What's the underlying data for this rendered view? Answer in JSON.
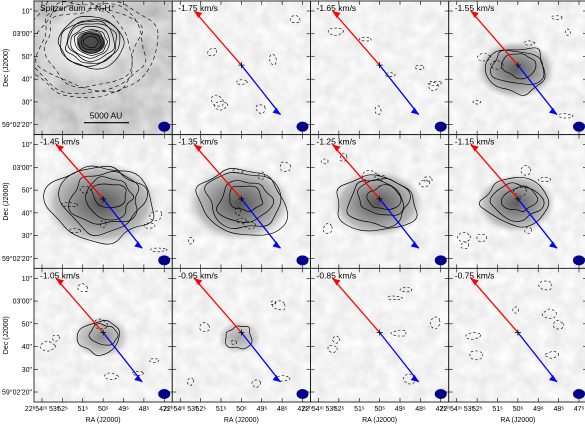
{
  "figure": {
    "panels": [
      {
        "label": "Spitzer 8um + N₂H⁺",
        "type": "spitzer",
        "scalebar": "5000 AU"
      },
      {
        "label": "-1.75 km/s",
        "type": "channel",
        "strength": 0.0
      },
      {
        "label": "-1.65 km/s",
        "type": "channel",
        "strength": 0.05
      },
      {
        "label": "-1.55 km/s",
        "type": "channel",
        "strength": 0.55
      },
      {
        "label": "-1.45 km/s",
        "type": "channel",
        "strength": 1.0
      },
      {
        "label": "-1.35 km/s",
        "type": "channel",
        "strength": 0.85
      },
      {
        "label": "-1.25 km/s",
        "type": "channel",
        "strength": 0.7
      },
      {
        "label": "-1.15 km/s",
        "type": "channel",
        "strength": 0.55
      },
      {
        "label": "-1.05 km/s",
        "type": "channel",
        "strength": 0.25
      },
      {
        "label": "-0.95 km/s",
        "type": "channel",
        "strength": 0.1
      },
      {
        "label": "-0.85 km/s",
        "type": "channel",
        "strength": 0.03
      },
      {
        "label": "-0.75 km/s",
        "type": "channel",
        "strength": 0.0
      }
    ],
    "y_axis": {
      "label": "Dec (J2000)",
      "ticks": [
        "10\"",
        "03'00\"",
        "50\"",
        "40\"",
        "30\"",
        "59°02'20\""
      ]
    },
    "x_axis": {
      "label": "RA (J2000)",
      "ticks": [
        "22ʰ54ᵐ 53ˢ",
        "52ˢ",
        "51ˢ",
        "50ˢ",
        "49ˢ",
        "48ˢ",
        "47ˢ"
      ]
    },
    "colors": {
      "red_lobe": "#ff0000",
      "blue_lobe": "#0000ff",
      "beam": "#00008b",
      "contour": "#000000"
    }
  }
}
- - -
### [What to do]
Can you repeat every record above exactly, apart from the pictures?

### [Solution for this problem]
What's the underlying data for this rendered view? Answer in JSON.
{
  "figure": {
    "panels": [
      {
        "label": "Spitzer 8um + N₂H⁺",
        "type": "spitzer",
        "scalebar": "5000 AU"
      },
      {
        "label": "-1.75 km/s",
        "type": "channel",
        "strength": 0.0
      },
      {
        "label": "-1.65 km/s",
        "type": "channel",
        "strength": 0.05
      },
      {
        "label": "-1.55 km/s",
        "type": "channel",
        "strength": 0.55
      },
      {
        "label": "-1.45 km/s",
        "type": "channel",
        "strength": 1.0
      },
      {
        "label": "-1.35 km/s",
        "type": "channel",
        "strength": 0.85
      },
      {
        "label": "-1.25 km/s",
        "type": "channel",
        "strength": 0.7
      },
      {
        "label": "-1.15 km/s",
        "type": "channel",
        "strength": 0.55
      },
      {
        "label": "-1.05 km/s",
        "type": "channel",
        "strength": 0.25
      },
      {
        "label": "-0.95 km/s",
        "type": "channel",
        "strength": 0.1
      },
      {
        "label": "-0.85 km/s",
        "type": "channel",
        "strength": 0.03
      },
      {
        "label": "-0.75 km/s",
        "type": "channel",
        "strength": 0.0
      }
    ],
    "y_axis": {
      "label": "Dec (J2000)",
      "ticks": [
        "10\"",
        "03'00\"",
        "50\"",
        "40\"",
        "30\"",
        "59°02'20\""
      ]
    },
    "x_axis": {
      "label": "RA (J2000)",
      "ticks": [
        "22ʰ54ᵐ 53ˢ",
        "52ˢ",
        "51ˢ",
        "50ˢ",
        "49ˢ",
        "48ˢ",
        "47ˢ"
      ]
    },
    "colors": {
      "red_lobe": "#ff0000",
      "blue_lobe": "#0000ff",
      "beam": "#00008b",
      "contour": "#000000"
    }
  }
}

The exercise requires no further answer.